(begin)

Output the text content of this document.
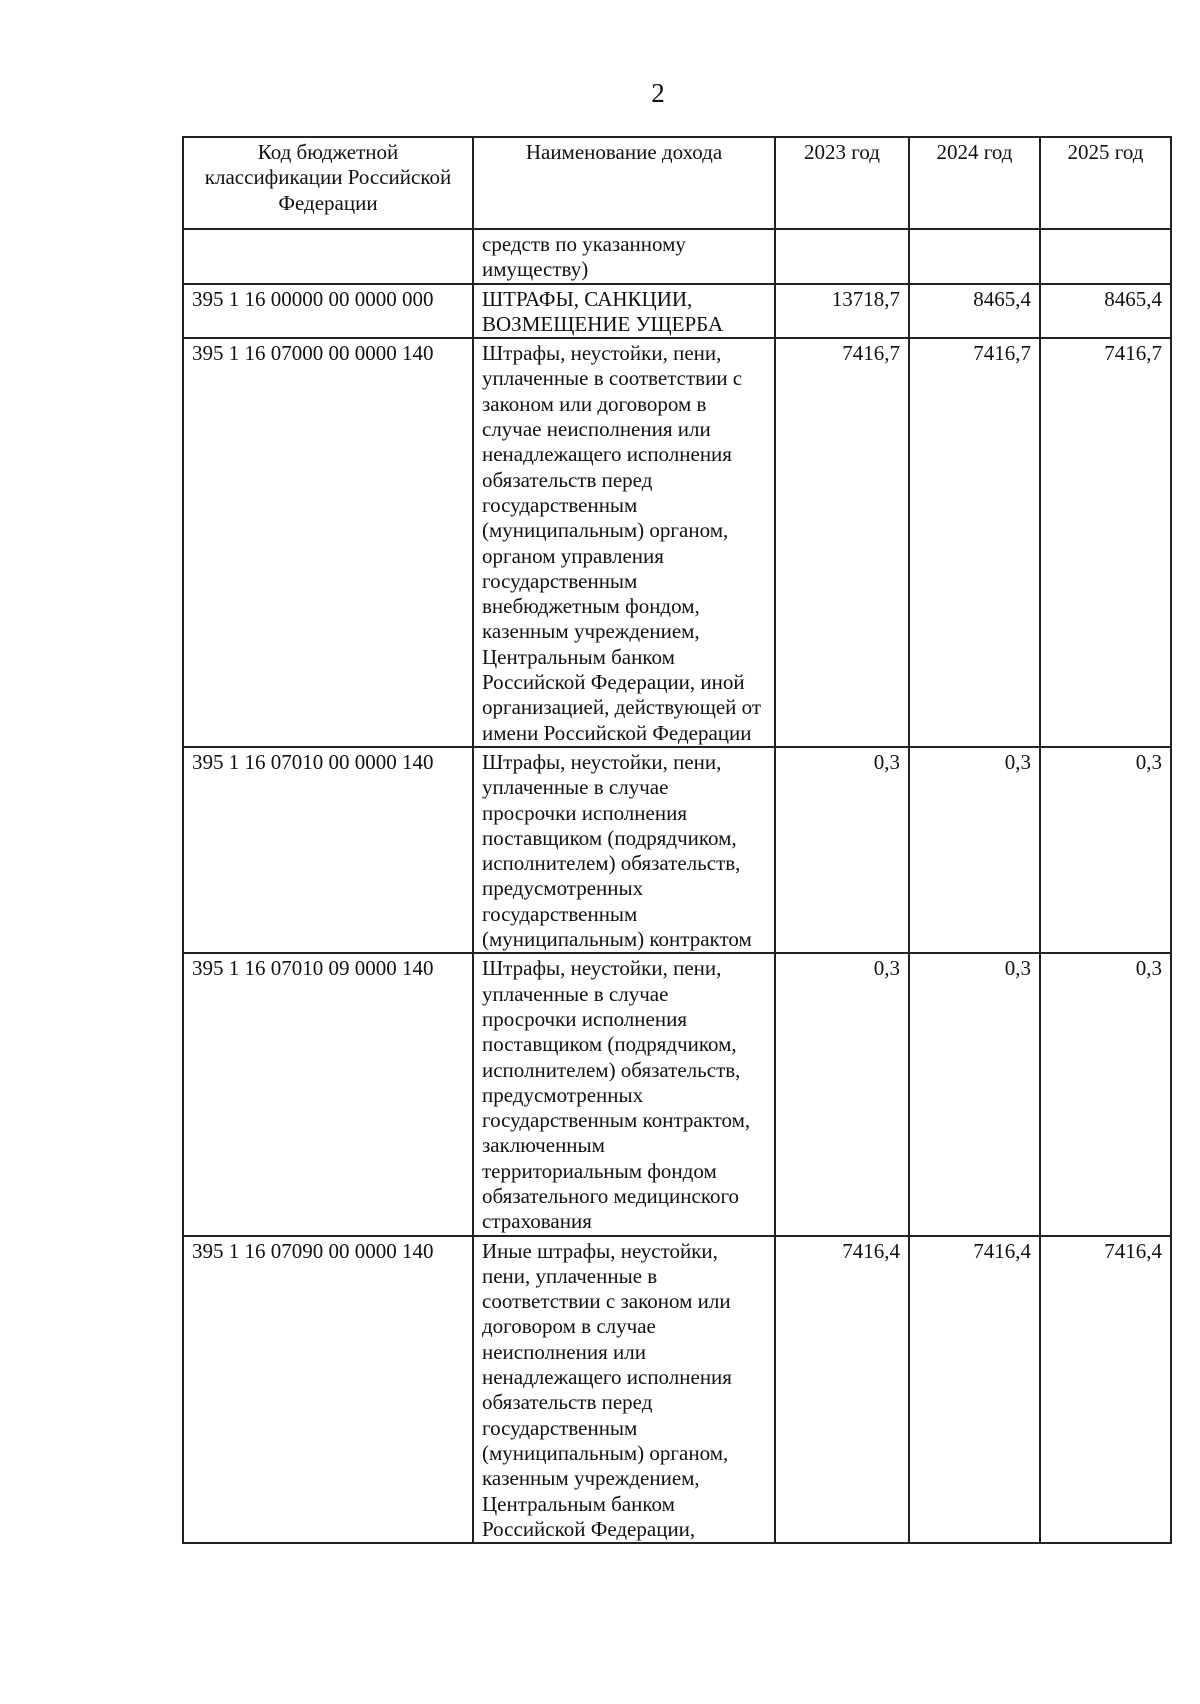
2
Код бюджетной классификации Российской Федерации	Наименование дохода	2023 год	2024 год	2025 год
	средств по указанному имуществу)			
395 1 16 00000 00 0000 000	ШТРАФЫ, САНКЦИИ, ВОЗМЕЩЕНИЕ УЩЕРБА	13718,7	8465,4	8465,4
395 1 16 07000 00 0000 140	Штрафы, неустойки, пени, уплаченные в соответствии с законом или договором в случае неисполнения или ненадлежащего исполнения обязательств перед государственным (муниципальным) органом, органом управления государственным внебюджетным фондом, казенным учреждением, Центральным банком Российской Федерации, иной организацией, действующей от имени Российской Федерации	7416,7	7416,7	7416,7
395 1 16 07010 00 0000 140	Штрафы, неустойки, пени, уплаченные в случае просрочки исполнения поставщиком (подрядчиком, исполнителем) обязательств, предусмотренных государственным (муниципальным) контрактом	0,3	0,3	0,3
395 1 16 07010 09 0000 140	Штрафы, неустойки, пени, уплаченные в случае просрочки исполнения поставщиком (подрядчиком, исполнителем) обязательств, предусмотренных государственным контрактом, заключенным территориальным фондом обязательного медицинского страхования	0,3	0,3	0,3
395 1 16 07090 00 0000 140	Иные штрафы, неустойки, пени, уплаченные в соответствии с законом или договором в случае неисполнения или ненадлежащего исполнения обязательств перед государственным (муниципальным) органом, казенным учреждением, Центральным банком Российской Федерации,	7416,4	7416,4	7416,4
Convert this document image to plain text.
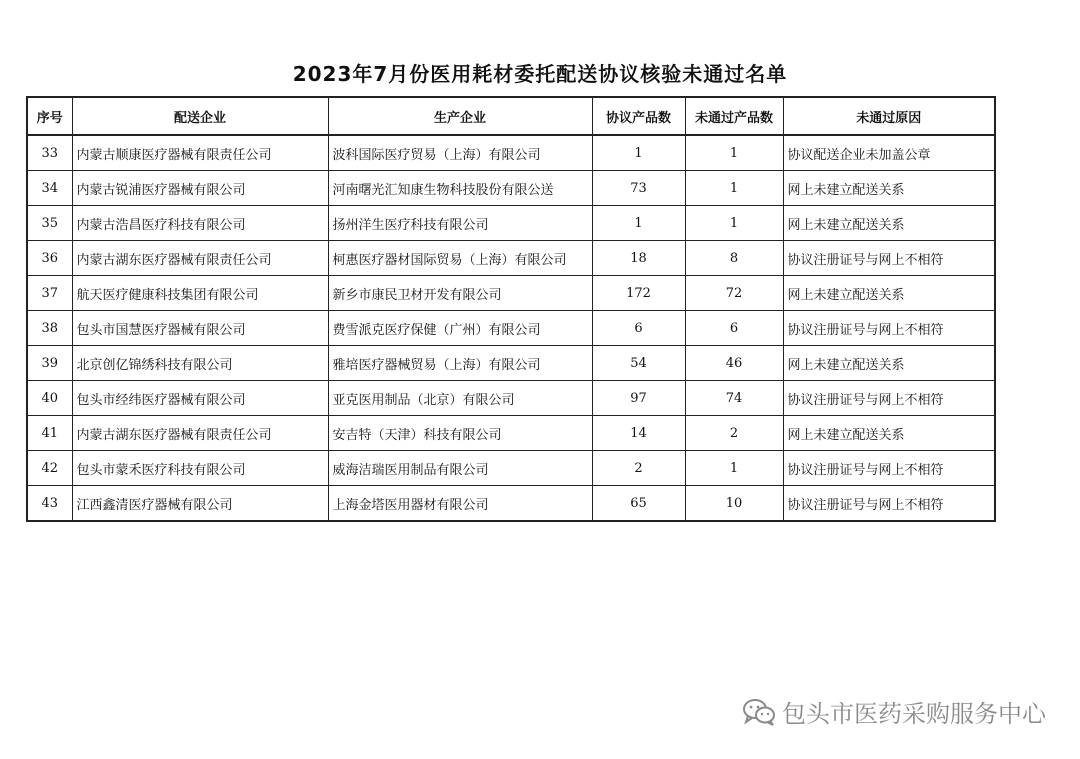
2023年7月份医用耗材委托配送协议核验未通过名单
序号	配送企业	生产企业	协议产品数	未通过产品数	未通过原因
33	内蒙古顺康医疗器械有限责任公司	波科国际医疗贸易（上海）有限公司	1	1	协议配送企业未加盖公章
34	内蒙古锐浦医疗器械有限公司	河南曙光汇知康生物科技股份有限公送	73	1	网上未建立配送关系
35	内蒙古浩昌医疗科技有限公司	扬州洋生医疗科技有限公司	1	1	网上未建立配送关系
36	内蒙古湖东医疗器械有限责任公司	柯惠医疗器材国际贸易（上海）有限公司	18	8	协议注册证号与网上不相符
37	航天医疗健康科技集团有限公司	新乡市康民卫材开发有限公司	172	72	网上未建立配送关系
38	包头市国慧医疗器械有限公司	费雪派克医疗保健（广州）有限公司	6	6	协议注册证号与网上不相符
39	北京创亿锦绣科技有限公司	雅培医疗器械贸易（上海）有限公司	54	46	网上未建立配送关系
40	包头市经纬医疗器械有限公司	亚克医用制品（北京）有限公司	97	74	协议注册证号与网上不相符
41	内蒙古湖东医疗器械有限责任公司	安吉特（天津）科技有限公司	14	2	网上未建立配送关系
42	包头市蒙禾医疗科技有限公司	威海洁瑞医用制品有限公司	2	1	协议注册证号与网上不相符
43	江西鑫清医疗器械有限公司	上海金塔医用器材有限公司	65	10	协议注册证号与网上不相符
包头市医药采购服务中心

(end)

Goal of the exercise :: Find the count of lines in the data above where the string "this" occurs. Provide that number alone.

Complete answer :: 2